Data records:

==*==

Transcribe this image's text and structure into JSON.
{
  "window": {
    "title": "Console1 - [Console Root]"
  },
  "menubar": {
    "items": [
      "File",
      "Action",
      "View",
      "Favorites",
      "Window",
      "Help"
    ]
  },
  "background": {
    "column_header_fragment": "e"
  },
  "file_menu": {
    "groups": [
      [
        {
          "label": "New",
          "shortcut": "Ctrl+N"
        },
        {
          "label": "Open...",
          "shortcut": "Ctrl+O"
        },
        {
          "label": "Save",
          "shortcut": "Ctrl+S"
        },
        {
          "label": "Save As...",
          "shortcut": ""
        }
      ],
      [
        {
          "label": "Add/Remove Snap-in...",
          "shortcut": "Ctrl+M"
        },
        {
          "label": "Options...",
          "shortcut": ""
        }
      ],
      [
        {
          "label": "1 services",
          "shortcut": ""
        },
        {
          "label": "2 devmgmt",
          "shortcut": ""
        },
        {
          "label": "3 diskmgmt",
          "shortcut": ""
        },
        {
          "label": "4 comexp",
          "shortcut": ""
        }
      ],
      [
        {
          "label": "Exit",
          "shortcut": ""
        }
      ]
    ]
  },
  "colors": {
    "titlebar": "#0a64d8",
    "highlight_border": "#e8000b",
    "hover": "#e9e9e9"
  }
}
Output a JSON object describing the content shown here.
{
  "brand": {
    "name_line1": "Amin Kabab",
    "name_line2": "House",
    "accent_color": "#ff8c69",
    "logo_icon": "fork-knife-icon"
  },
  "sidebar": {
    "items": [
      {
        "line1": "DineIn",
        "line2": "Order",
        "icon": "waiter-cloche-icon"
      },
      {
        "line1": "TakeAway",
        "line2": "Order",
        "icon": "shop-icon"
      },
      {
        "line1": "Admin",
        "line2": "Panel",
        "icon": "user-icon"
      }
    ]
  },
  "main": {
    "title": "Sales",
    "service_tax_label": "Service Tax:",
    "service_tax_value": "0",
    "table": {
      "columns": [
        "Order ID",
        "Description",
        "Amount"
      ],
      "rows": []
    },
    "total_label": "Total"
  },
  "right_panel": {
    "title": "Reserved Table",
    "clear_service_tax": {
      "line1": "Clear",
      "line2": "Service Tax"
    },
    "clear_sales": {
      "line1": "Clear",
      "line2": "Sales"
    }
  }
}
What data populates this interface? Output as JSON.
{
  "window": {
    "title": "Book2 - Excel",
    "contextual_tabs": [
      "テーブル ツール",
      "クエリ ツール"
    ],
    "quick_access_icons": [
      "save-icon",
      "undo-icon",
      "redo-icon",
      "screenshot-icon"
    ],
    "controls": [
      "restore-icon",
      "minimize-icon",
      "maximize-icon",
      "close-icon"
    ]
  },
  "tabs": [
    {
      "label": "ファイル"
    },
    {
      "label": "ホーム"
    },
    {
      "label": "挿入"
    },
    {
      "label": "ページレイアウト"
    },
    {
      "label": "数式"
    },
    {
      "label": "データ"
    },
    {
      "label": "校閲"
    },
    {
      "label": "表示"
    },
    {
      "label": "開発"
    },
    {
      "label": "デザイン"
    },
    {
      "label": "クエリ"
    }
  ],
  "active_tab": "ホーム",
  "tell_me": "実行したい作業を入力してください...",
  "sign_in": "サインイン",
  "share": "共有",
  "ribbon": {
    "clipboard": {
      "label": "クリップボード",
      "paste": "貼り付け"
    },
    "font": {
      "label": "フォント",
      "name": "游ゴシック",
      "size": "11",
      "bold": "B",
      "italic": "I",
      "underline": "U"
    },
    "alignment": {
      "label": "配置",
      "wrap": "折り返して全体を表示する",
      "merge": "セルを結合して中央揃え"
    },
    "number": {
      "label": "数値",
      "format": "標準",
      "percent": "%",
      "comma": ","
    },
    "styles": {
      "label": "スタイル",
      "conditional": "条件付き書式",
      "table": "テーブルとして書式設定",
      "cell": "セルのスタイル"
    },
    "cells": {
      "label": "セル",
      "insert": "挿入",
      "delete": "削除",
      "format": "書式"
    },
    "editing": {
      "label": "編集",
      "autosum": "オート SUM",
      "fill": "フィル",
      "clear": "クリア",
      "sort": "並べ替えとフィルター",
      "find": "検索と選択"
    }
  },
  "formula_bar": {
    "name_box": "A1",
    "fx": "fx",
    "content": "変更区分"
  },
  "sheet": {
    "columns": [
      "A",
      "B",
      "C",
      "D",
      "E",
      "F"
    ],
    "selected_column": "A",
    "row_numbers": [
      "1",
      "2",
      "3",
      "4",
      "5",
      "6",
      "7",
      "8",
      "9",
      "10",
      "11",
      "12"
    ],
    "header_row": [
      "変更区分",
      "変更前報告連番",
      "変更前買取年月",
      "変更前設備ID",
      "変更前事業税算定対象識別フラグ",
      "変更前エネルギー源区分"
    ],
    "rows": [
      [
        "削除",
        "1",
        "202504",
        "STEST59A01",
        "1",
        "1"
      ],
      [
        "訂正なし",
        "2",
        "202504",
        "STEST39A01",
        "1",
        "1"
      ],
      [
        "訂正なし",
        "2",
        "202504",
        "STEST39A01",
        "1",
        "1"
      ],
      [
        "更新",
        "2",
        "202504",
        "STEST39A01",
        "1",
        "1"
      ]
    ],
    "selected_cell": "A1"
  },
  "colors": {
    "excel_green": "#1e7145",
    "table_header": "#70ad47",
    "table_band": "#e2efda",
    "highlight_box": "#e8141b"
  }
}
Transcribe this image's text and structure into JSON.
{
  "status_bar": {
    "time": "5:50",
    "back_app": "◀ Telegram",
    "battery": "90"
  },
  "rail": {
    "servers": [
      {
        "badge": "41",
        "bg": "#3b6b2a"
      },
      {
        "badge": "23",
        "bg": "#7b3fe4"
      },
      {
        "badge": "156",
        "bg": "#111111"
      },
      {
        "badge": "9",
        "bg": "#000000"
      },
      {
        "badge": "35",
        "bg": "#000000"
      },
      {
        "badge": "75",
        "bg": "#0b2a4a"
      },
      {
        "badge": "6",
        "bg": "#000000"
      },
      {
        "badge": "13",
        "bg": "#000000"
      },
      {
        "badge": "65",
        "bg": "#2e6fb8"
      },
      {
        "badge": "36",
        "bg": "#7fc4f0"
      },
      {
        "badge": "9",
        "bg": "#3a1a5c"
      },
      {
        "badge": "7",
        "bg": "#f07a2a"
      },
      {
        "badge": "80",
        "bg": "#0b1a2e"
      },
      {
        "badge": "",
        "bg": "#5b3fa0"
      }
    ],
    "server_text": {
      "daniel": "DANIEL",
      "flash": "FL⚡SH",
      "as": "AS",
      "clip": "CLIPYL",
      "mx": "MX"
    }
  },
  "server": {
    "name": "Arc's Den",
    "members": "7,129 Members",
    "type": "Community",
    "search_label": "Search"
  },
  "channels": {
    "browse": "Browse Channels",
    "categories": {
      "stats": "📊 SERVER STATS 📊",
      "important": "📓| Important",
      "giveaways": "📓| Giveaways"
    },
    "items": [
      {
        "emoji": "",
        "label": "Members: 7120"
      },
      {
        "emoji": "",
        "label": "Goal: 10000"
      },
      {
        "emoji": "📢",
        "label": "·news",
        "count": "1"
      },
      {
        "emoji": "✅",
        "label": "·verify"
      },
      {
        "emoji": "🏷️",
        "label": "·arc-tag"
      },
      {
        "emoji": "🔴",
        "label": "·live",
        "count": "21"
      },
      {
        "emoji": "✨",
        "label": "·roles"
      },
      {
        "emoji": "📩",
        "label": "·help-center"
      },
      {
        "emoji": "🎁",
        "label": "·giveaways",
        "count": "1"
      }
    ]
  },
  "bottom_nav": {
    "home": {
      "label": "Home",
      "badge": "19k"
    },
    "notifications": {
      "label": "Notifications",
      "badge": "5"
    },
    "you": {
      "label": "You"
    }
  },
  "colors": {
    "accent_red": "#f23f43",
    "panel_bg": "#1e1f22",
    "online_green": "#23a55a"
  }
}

==*==

| The exercise |
From the data above, work out how many lines contain the string "giveaways" and reply with only the number.

| The result |
2